* _DO THIS_
Pull out every line with the word "JSON" from the entries below.

* _ROWS_
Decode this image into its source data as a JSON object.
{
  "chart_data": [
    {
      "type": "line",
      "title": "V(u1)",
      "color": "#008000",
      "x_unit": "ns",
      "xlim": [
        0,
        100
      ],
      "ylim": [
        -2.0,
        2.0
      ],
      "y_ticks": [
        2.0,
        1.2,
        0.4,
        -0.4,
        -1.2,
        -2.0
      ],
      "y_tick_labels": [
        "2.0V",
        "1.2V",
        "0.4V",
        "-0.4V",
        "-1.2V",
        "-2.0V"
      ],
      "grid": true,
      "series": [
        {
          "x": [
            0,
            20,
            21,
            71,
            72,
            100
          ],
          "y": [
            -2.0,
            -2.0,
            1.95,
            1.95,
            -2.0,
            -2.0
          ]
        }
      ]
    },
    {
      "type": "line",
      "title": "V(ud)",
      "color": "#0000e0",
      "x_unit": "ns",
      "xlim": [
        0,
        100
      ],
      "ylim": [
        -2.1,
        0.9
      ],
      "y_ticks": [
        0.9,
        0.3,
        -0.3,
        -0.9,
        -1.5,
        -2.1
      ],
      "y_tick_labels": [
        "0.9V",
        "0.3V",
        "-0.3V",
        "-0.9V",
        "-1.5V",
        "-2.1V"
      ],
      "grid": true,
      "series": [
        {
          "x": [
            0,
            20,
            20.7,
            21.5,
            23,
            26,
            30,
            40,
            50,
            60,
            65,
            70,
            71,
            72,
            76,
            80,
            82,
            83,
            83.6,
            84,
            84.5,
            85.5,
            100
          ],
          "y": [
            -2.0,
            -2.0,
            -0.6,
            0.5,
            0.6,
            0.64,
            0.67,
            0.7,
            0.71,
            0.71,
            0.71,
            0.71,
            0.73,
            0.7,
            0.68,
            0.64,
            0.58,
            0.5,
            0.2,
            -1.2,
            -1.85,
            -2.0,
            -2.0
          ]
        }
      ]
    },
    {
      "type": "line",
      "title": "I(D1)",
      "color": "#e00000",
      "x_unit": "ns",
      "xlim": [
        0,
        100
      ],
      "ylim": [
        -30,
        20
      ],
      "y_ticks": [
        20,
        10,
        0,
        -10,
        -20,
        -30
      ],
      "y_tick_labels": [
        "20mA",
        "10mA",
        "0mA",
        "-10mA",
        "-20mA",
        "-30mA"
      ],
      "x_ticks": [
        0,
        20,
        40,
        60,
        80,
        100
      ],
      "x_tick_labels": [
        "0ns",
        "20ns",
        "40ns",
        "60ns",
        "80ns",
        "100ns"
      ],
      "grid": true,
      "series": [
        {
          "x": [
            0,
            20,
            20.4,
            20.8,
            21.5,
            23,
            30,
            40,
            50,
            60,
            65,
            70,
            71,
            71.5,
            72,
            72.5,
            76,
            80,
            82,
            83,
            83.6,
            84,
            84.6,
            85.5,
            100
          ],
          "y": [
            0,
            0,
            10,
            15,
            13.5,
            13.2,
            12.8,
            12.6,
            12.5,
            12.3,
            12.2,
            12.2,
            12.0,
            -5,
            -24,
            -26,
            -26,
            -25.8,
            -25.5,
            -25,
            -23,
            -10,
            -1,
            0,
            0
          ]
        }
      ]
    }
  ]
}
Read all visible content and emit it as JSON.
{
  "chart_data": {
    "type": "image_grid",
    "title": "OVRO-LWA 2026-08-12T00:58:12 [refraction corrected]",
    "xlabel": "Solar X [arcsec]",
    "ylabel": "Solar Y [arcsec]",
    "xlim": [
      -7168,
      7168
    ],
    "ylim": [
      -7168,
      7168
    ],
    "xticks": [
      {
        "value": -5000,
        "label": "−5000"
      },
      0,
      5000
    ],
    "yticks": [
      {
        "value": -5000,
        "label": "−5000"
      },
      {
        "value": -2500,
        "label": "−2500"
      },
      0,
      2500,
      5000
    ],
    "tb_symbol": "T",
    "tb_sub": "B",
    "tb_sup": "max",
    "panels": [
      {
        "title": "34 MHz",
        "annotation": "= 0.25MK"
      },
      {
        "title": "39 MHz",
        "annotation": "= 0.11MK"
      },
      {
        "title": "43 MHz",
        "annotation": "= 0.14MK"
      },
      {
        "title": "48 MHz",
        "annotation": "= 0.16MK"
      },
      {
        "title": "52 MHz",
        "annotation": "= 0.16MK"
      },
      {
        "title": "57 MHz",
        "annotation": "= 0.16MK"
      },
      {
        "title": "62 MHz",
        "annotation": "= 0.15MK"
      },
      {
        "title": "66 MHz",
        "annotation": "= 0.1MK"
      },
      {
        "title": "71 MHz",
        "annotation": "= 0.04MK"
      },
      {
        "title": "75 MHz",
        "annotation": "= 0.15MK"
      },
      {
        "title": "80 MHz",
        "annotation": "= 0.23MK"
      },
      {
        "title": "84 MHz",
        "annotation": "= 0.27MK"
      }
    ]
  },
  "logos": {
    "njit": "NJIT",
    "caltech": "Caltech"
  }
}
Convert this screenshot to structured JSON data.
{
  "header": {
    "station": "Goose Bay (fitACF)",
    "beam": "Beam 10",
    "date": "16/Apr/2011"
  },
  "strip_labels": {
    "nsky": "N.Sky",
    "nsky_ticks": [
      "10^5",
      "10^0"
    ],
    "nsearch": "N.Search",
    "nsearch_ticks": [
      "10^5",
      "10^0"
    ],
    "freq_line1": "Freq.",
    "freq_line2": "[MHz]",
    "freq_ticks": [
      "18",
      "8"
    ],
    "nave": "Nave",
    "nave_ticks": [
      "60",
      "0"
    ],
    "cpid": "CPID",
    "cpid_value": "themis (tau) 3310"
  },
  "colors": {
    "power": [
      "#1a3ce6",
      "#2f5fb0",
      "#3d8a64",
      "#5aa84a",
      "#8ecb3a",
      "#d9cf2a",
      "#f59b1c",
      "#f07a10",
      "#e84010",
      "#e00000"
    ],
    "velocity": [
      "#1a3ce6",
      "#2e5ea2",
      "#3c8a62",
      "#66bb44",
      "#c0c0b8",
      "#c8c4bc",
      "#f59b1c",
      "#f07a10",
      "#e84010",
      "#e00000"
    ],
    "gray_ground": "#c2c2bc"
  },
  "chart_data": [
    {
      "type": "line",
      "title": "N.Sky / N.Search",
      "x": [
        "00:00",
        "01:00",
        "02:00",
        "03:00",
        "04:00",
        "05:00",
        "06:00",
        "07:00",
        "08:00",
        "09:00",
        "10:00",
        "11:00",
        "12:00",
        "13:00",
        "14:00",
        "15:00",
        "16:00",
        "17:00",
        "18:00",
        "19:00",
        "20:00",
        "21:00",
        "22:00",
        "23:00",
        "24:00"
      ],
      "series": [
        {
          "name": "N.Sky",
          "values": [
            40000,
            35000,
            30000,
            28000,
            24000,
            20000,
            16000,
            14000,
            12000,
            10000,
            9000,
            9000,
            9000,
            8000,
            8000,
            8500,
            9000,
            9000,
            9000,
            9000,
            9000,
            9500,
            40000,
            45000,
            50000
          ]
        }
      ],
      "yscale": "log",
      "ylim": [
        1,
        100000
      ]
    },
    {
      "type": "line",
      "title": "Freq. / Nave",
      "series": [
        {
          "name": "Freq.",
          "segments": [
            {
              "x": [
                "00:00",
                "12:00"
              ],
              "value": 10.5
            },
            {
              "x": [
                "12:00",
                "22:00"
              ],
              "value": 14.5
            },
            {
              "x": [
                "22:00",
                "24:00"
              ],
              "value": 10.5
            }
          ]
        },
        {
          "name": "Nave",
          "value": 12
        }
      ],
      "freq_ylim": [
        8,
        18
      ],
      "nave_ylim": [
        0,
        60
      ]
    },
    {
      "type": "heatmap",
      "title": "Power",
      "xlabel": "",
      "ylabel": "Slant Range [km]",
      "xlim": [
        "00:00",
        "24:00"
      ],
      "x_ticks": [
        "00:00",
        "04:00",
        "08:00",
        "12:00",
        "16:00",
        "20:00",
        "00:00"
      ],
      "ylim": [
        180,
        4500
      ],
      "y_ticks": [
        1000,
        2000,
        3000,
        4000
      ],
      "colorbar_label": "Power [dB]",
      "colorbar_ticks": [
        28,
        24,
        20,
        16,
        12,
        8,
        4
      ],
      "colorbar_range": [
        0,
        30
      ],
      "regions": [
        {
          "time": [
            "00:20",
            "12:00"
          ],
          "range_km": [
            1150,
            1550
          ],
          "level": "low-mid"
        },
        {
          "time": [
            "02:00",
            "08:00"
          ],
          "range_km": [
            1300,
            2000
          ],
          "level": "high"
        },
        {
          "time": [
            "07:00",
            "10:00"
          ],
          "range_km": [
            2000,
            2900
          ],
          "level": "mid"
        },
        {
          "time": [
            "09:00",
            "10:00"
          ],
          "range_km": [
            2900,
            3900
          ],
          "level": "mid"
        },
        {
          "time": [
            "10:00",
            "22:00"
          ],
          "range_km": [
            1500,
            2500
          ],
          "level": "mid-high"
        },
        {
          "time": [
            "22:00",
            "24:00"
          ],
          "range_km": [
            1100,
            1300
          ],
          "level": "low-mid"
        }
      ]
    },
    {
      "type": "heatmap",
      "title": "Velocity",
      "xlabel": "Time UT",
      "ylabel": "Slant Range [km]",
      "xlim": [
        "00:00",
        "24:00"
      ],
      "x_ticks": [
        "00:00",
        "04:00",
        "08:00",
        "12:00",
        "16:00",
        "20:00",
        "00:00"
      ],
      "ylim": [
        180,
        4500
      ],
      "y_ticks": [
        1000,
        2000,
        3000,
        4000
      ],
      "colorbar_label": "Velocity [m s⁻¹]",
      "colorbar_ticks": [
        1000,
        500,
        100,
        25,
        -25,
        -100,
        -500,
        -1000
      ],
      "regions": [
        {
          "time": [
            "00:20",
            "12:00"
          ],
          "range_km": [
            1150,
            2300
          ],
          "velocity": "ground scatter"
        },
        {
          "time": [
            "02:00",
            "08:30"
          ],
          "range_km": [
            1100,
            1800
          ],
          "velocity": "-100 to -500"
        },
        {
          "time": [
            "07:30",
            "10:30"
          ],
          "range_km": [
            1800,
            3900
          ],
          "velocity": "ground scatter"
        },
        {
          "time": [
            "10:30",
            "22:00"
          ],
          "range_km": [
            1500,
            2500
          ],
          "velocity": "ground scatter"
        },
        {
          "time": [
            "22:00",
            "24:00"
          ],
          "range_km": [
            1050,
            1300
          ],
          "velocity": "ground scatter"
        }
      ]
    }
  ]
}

* _RESULT_
Decode this image into its source data as a JSON object.
Read all visible content and emit it as JSON.
Convert this screenshot to structured JSON data.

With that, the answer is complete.